** EXERCISE **
Write out the entries below once more, exactly, with the pictures left out.

** DATA LINES **
_ _ _ _ _
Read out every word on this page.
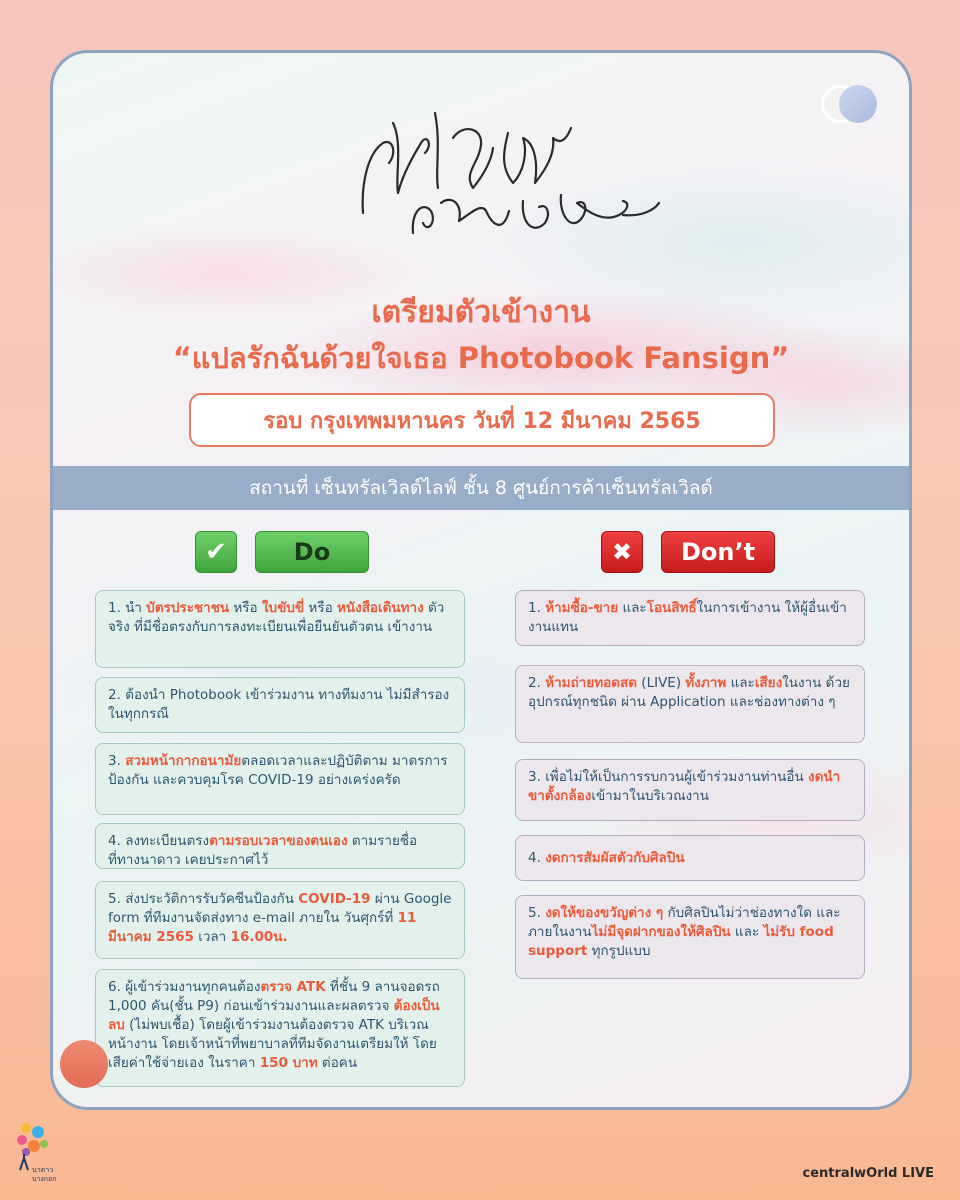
เตรียมตัวเข้างาน
“แปลรักฉันด้วยใจเธอ Photobook Fansign”
รอบ กรุงเทพมหานคร วันที่ 12 มีนาคม 2565
สถานที่ เซ็นทรัลเวิลด์ไลฟ์ ชั้น 8 ศูนย์การค้าเซ็นทรัลเวิลด์
✔	Do	✖	Don’t

1. นำ บัตรประชาชน หรือ ใบขับขี่ หรือ หนังสือเดินทาง ตัวจริง ที่มีชื่อตรงกับการลงทะเบียนเพื่อยืนยันตัวตน เข้างาน

2. ต้องนำ Photobook เข้าร่วมงาน ทางทีมงาน ไม่มีสำรองในทุกกรณี

3. สวมหน้ากากอนามัยตลอดเวลาและปฏิบัติตาม มาตรการป้องกัน และควบคุมโรค COVID-19 อย่างเคร่งครัด

4. ลงทะเบียนตรงตามรอบเวลาของตนเอง ตามรายชื่อ ที่ทางนาดาว เคยประกาศไว้

5. ส่งประวัติการรับวัคซีนป้องกัน COVID-19 ผ่าน Google form ที่ทีมงานจัดส่งทาง e-mail ภายใน วันศุกร์ที่ 11 มีนาคม 2565 เวลา 16.00น.

6. ผู้เข้าร่วมงานทุกคนต้องตรวจ ATK ที่ชั้น 9 ลานจอดรถ 1,000 คัน(ชั้น P9) ก่อนเข้าร่วมงานและผลตรวจ ต้องเป็นลบ (ไม่พบเชื้อ) โดยผู้เข้าร่วมงานต้องตรวจ ATK บริเวณหน้างาน โดยเจ้าหน้าที่พยาบาลที่ทีมจัดงานเตรียมให้ โดยเสียค่าใช้จ่ายเอง ในราคา 150 บาท ต่อคน

1. ห้ามซื้อ-ขาย และโอนสิทธิ์ในการเข้างาน ให้ผู้อื่นเข้างานแทน

2. ห้ามถ่ายทอดสด (LIVE) ทั้งภาพ และเสียงในงาน ด้วยอุปกรณ์ทุกชนิด ผ่าน Application และช่องทางต่าง ๆ

3. เพื่อไม่ให้เป็นการรบกวนผู้เข้าร่วมงานท่านอื่น งดนำขาตั้งกล้องเข้ามาในบริเวณงาน

4. งดการสัมผัสตัวกับศิลปิน

5. งดให้ของขวัญต่าง ๆ กับศิลปินไม่ว่าช่องทางใด และภายในงานไม่มีจุดฝากของให้ศิลปิน และ ไม่รับ food support ทุกรูปแบบ

นาดาว
บางกอก	centralwOrld LIVE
_ _ _ _ _
** SOLUTION FOR THIS PROBLEM **
Read out every word on this page.
เตรียมตัวเข้างาน
“แปลรักฉันด้วยใจเธอ Photobook Fansign”
รอบ กรุงเทพมหานคร วันที่ 12 มีนาคม 2565
สถานที่ เซ็นทรัลเวิลด์ไลฟ์ ชั้น 8 ศูนย์การค้าเซ็นทรัลเวิลด์
✔	Do	✖	Don’t

1. นำ บัตรประชาชน หรือ ใบขับขี่ หรือ หนังสือเดินทาง ตัวจริง ที่มีชื่อตรงกับการลงทะเบียนเพื่อยืนยันตัวตน เข้างาน

2. ต้องนำ Photobook เข้าร่วมงาน ทางทีมงาน ไม่มีสำรองในทุกกรณี

3. สวมหน้ากากอนามัยตลอดเวลาและปฏิบัติตาม มาตรการป้องกัน และควบคุมโรค COVID-19 อย่างเคร่งครัด

4. ลงทะเบียนตรงตามรอบเวลาของตนเอง ตามรายชื่อ ที่ทางนาดาว เคยประกาศไว้

5. ส่งประวัติการรับวัคซีนป้องกัน COVID-19 ผ่าน Google form ที่ทีมงานจัดส่งทาง e-mail ภายใน วันศุกร์ที่ 11 มีนาคม 2565 เวลา 16.00น.

6. ผู้เข้าร่วมงานทุกคนต้องตรวจ ATK ที่ชั้น 9 ลานจอดรถ 1,000 คัน(ชั้น P9) ก่อนเข้าร่วมงานและผลตรวจ ต้องเป็นลบ (ไม่พบเชื้อ) โดยผู้เข้าร่วมงานต้องตรวจ ATK บริเวณหน้างาน โดยเจ้าหน้าที่พยาบาลที่ทีมจัดงานเตรียมให้ โดยเสียค่าใช้จ่ายเอง ในราคา 150 บาท ต่อคน

1. ห้ามซื้อ-ขาย และโอนสิทธิ์ในการเข้างาน ให้ผู้อื่นเข้างานแทน

2. ห้ามถ่ายทอดสด (LIVE) ทั้งภาพ และเสียงในงาน ด้วยอุปกรณ์ทุกชนิด ผ่าน Application และช่องทางต่าง ๆ

3. เพื่อไม่ให้เป็นการรบกวนผู้เข้าร่วมงานท่านอื่น งดนำขาตั้งกล้องเข้ามาในบริเวณงาน

4. งดการสัมผัสตัวกับศิลปิน

5. งดให้ของขวัญต่าง ๆ กับศิลปินไม่ว่าช่องทางใด และภายในงานไม่มีจุดฝากของให้ศิลปิน และ ไม่รับ food support ทุกรูปแบบ

นาดาว
บางกอก	centralwOrld LIVE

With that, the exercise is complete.